§ **WORK TO BE COMPLETED**
From the entries below, count every line that contains the word "Professional". Please give the number and nothing else.
──────── INFORMATION GIVEN ────────
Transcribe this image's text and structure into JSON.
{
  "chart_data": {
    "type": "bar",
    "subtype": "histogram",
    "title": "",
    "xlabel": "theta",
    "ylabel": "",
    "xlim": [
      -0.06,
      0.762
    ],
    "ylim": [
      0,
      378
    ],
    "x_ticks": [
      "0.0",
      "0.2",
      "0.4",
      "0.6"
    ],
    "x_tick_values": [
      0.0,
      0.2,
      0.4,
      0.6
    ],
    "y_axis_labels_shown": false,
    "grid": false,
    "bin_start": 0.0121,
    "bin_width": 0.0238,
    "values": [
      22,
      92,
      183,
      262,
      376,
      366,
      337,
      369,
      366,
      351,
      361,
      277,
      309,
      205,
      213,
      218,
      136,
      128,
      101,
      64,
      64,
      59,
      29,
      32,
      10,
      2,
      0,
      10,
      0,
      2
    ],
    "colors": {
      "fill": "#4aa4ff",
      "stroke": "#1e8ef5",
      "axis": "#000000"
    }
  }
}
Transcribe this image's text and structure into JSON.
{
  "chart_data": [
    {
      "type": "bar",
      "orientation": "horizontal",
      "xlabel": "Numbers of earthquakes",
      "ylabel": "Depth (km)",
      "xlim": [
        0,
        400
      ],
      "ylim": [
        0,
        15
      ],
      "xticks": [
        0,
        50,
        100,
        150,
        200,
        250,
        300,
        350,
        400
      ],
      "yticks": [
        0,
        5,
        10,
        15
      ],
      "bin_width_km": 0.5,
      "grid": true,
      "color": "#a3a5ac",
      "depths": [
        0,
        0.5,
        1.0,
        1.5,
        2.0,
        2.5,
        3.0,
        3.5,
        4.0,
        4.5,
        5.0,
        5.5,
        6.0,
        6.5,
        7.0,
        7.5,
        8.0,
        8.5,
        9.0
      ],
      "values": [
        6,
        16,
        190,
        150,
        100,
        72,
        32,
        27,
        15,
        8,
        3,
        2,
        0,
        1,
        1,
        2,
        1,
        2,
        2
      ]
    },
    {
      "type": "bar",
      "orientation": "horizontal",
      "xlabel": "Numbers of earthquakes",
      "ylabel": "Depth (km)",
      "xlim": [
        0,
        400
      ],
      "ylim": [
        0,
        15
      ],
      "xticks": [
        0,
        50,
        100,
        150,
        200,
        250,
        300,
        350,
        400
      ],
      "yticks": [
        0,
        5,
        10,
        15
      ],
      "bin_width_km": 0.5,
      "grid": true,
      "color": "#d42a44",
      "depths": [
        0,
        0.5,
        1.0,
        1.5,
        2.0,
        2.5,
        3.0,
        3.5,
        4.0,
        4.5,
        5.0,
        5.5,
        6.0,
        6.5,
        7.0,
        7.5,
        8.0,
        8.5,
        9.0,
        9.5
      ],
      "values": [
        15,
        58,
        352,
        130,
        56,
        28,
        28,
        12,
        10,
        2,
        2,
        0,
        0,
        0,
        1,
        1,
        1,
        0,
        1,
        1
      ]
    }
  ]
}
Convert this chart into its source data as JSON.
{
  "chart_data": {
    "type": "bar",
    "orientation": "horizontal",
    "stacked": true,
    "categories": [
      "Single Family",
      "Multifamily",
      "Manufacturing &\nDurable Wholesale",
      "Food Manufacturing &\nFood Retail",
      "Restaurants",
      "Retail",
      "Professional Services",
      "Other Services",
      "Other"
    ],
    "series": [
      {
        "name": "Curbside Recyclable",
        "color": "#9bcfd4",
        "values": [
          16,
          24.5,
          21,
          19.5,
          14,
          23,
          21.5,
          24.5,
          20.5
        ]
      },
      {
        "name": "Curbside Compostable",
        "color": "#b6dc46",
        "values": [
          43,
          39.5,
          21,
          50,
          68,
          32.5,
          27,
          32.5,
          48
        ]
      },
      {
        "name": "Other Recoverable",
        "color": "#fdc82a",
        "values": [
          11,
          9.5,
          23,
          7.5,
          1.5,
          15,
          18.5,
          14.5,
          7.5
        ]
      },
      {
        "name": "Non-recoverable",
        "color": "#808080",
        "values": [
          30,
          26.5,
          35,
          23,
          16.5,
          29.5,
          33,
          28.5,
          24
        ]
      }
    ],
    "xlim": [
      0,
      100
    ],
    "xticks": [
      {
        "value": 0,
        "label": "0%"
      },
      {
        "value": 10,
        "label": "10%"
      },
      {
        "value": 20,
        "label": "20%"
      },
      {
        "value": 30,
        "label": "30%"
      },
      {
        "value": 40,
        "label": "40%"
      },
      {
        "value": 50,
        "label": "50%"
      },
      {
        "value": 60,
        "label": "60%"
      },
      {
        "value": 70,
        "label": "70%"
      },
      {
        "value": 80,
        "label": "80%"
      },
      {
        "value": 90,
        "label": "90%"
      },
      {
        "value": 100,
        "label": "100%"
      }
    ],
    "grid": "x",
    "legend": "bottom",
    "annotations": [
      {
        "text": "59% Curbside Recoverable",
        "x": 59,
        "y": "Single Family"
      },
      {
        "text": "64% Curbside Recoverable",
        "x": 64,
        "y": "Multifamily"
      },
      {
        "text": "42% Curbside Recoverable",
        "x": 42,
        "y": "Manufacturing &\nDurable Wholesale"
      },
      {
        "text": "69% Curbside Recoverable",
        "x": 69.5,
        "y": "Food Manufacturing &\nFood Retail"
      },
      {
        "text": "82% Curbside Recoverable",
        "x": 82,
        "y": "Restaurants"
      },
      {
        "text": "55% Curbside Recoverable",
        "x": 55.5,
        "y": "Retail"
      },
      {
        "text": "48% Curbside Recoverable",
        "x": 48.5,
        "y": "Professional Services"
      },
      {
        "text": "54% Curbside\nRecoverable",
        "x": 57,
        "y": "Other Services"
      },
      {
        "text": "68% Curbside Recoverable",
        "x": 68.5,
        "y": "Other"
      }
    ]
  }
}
────────
§ **ANSWER FOR THIS EXERCISE**
2